### TRECHO SELECIONADO:
O Projeto Anequim representa um importante marco na aviação mundial ao ter cravado com maestria os cinco recordes mundiais em que foi colocado à prova na categoria FAI C-1a (aeronaves com peso máximo de decolagem de 300 a 500 kg). O nome proveniente do tubarão Anequim, o mais rápido dos oceanos, vai ao encontro das excelentes características fluido-dinâmicas da aeronave CEA-311, movida por um Lycoming 4 cilindros alterado pela Sky Dynamics, e cuidadosamente projetada em computador.
As cinco conquistas, obtidas com grande folga em relação aos detentores das marcas anteriores, mostram que sobrou perfeição e dedicação desde o projeto até a construção da singular aeronave. Mas não apenas os recordes ficam como legado do tubarão dos céus. A aviação brasileira tem muito a se beneficiar, como será observado a seguir.
Buscando trazer aos leitores um pouco mais das experiências envolvidas com um projeto de tal sucesso, entrevistamos Gúnar Armin Halboth. Ninguém menos do que o piloto que, além de bater os recordes a bordo do Anequim, acompanhou o projeto do início ao fim, dando grandes contribuições com base nas suas experiências na aviação e nos voos do projeto anterior, o também recordista CEA-308.

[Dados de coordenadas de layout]
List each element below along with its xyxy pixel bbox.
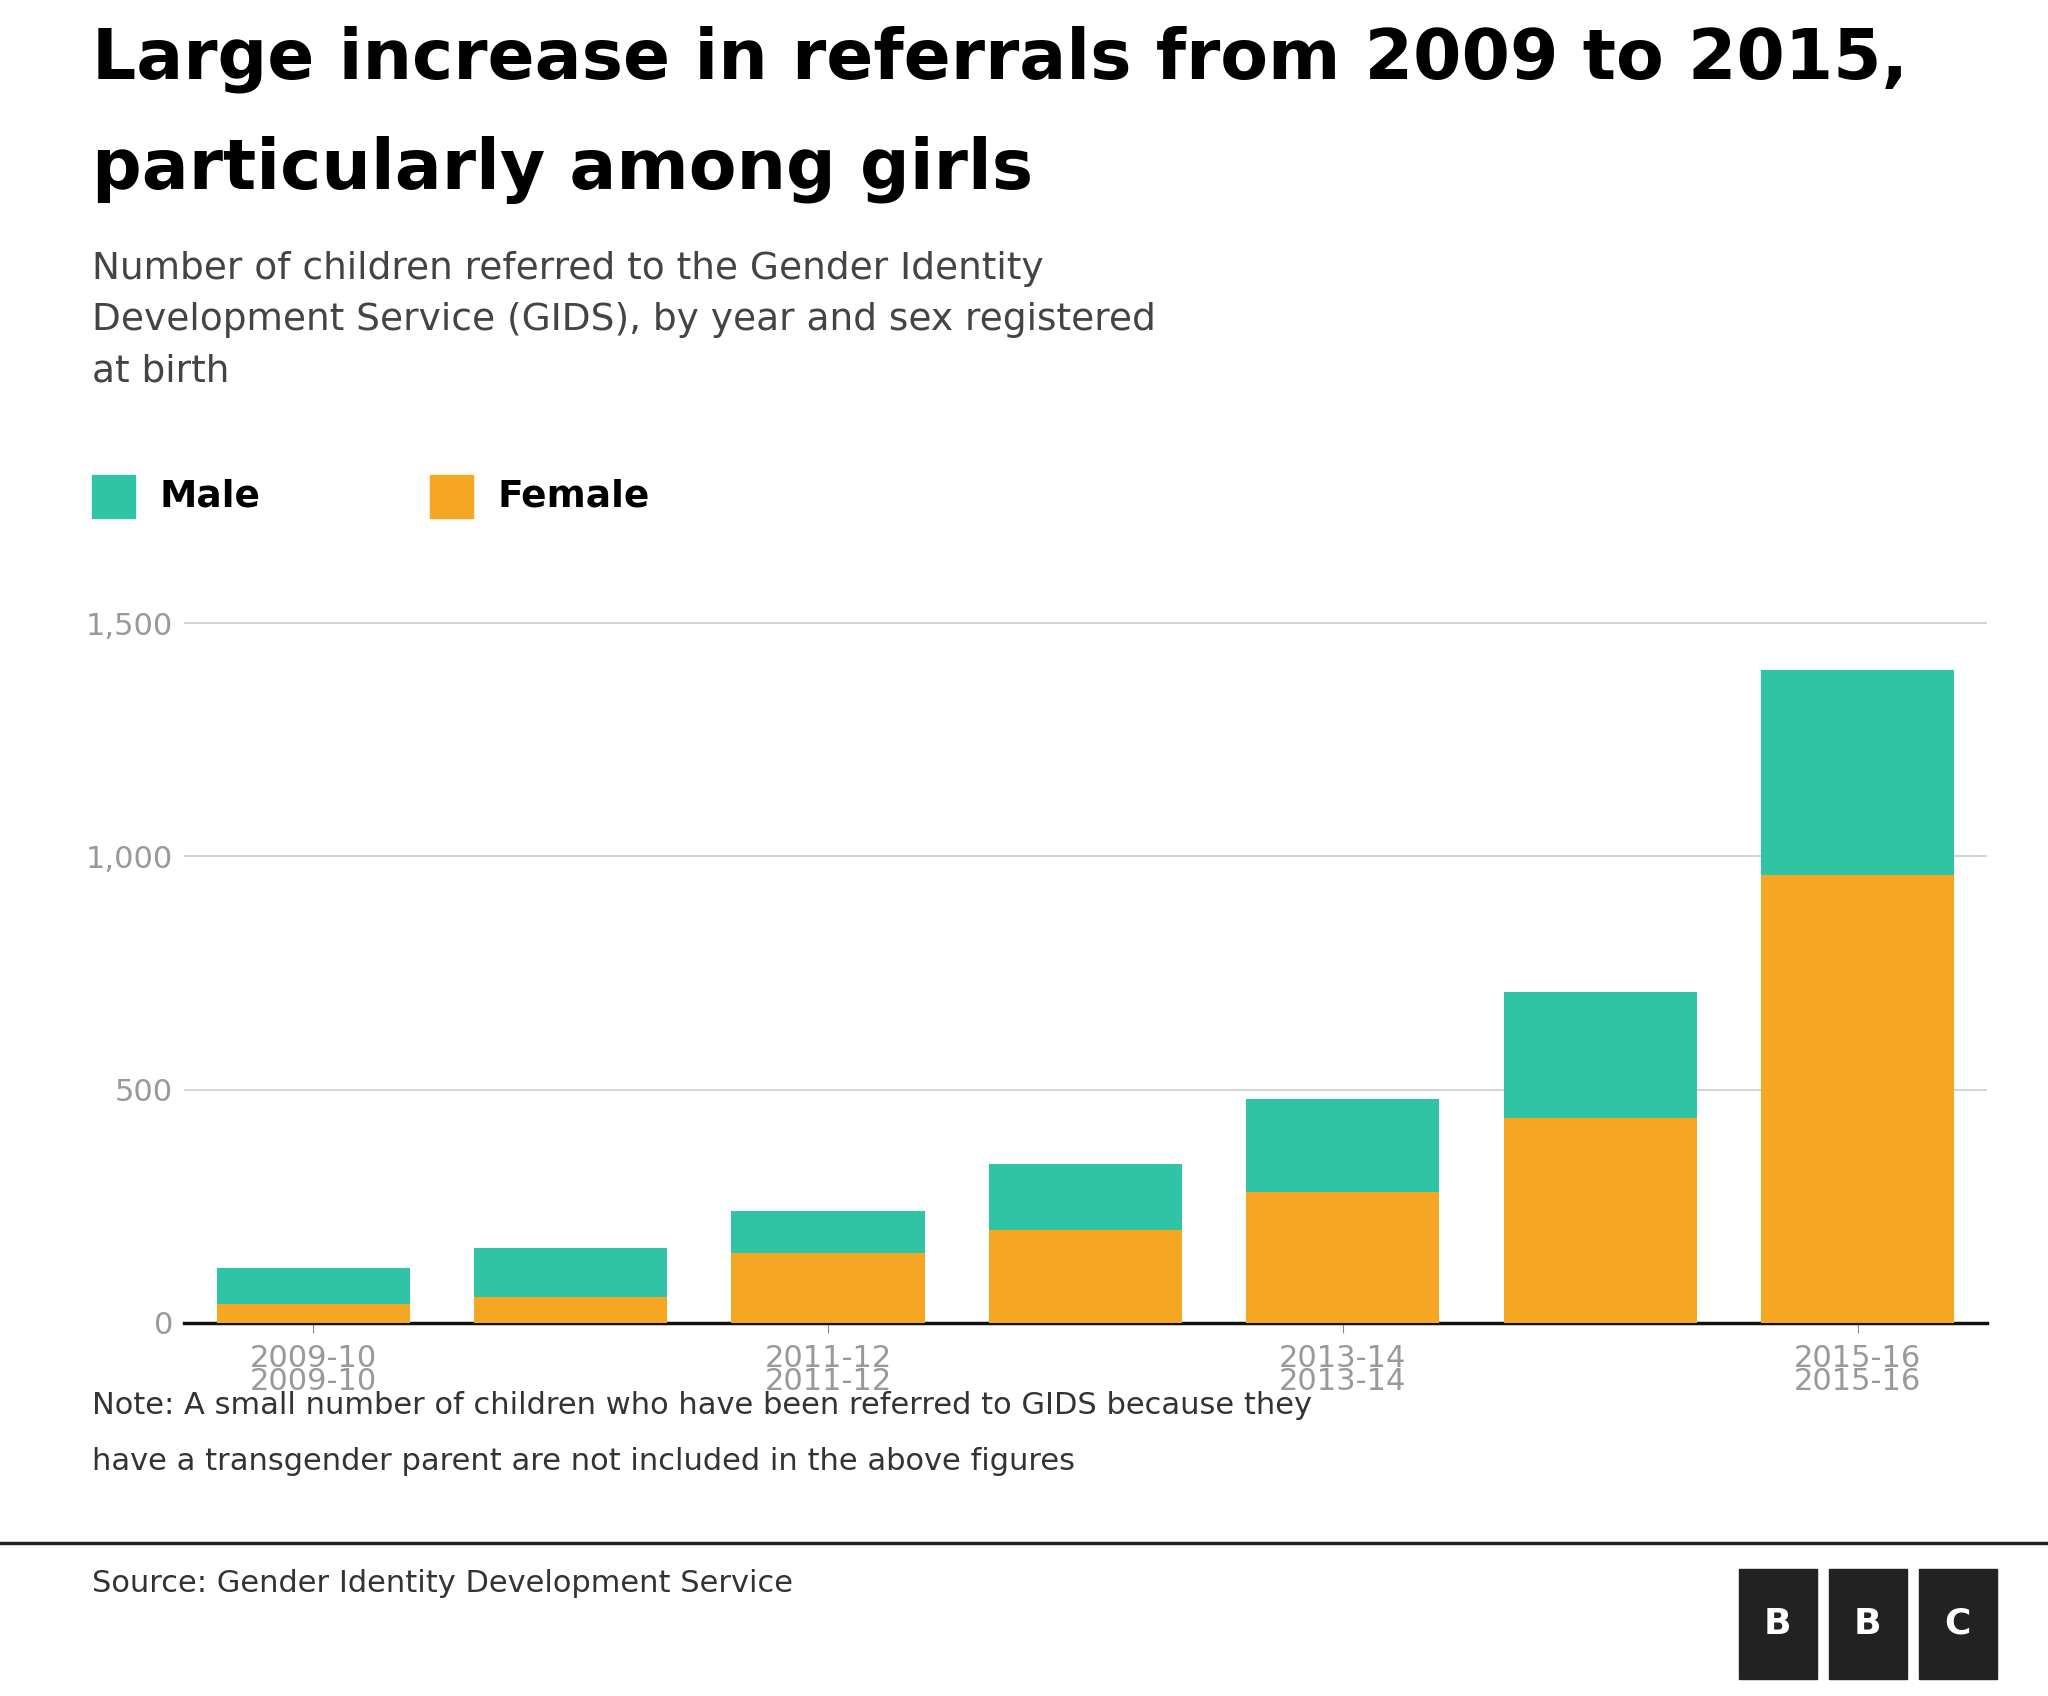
Text: B: B — [1853, 1606, 1882, 1642]
Text: 2009-10: 2009-10 — [250, 1367, 377, 1396]
Bar — [1761, 670, 1954, 875]
Text: particularly among girls: particularly among girls — [92, 136, 1034, 204]
Text: have a transgender parent are not included in the above figures: have a transgender parent are not includ… — [92, 1447, 1075, 1476]
Bar — [1761, 875, 1954, 1323]
Bar — [217, 1269, 410, 1304]
Text: Source: Gender Identity Development Service: Source: Gender Identity Development Serv… — [92, 1569, 793, 1598]
Bar — [217, 1304, 410, 1323]
Bar — [989, 1163, 1182, 1230]
Bar — [1503, 992, 1698, 1118]
Bar — [731, 1211, 924, 1253]
Text: Female: Female — [498, 478, 649, 514]
Text: B: B — [1763, 1606, 1792, 1642]
Bar — [1503, 1118, 1698, 1323]
Text: Note: A small number of children who have been referred to GIDS because they: Note: A small number of children who hav… — [92, 1391, 1313, 1420]
Bar — [1247, 1099, 1440, 1192]
Text: Male: Male — [160, 478, 260, 514]
Bar — [1247, 1192, 1440, 1323]
Text: Number of children referred to the Gender Identity
Development Service (GIDS), b: Number of children referred to the Gende… — [92, 251, 1155, 390]
Text: 2013-14: 2013-14 — [1280, 1367, 1407, 1396]
Bar — [989, 1230, 1182, 1323]
Text: 2011-12: 2011-12 — [764, 1367, 891, 1396]
Text: Large increase in referrals from 2009 to 2015,: Large increase in referrals from 2009 to… — [92, 25, 1909, 93]
Bar — [473, 1248, 668, 1297]
Text: C: C — [1946, 1606, 1970, 1642]
Bar — [731, 1253, 924, 1323]
Bar — [473, 1297, 668, 1323]
Text: 2015-16: 2015-16 — [1794, 1367, 1921, 1396]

### DESAFIOS:
1. Responda com base no texto sobre o Projeto Anequim:
(a) Em qual categoria da FAI a aeronave foi colocada à prova?
(b) Que motor impulsiona o CEA-311?
(c) Qual projeto anterior, também recordista, é mencionado em relação ao piloto entrevistado?
2. Prolongue o texto sobre o Projeto Anequim, começando logo após a última frase apresentada.

### RESPOSTAS APRESENTADAS:
1.
(a) Na categoria FAI C-1a, de aeronaves com peso máximo de decolagem de 300 a 500 kg.
(b) Um Lycoming de 4 cilindros alterado pela Sky Dynamics.
(c) O CEA-308.

2.
A vontade seria entrevistar cada um dos membros da equipe do projeto. Uma equipe composta não apenas pelos protagonistas principais, o piloto Gúnar e o professor e idealizador Paulo Iscold. Mas também por estudantes de UFMG que puderam colocar em prática seus conhecimentos de graduação e adquirir um imensurável aprendizado, motivo este que torna o Anequim tão importante para nossa aviação. Sem dúvidas todos teriam experiência e histórias mais do que interessantes para contar, com diferentes pontos de vistas, mas ficamos com o Gúnar como representante.
Gúnar iniciou seu envolvimento com a aviação ainda na infância, no aeromodelismo. Gostava de montar e projetar modelos de planadores de lançamento livre, kits controlados a cabo e rádio controlados. Aos 10 anos ganhou de aniversário um passeio de Paulistinha no Rio de Janeiro.
Aos 16 anos de idade começou a voar planadores e obteve seu brevê, e aos 19 anos chegou a seu primeiro trabalho, como instrutor de voo em aviões. Em seguida tirou a licença de IFR e passou a dar instrução com esse foco, seguido por multimotores. Prosseguiu então para a aviação executiva e posteriormente para a comercial, voltando mais tarde para a executiva, onde permanece até hoje.
Com a experiência de mais de 14.500 horas de voo e 9 recordes mundiais (os quatro com o CEA-308 e os cinco com o CEA-311 Anequim), Gúnar nos conta a seguir diversos detalhes, iniciando com sua carreira e prosseguindo até as experiências a bordo do tubarão dos ares, descrevendo com detalhes cada um dos voos recordista do Anequim.
AEROIN – Durante sua carreira na aviação comercial, executiva e acrobática, em quais empresas você trabalhou e quais modelos de aeronave você pilotou?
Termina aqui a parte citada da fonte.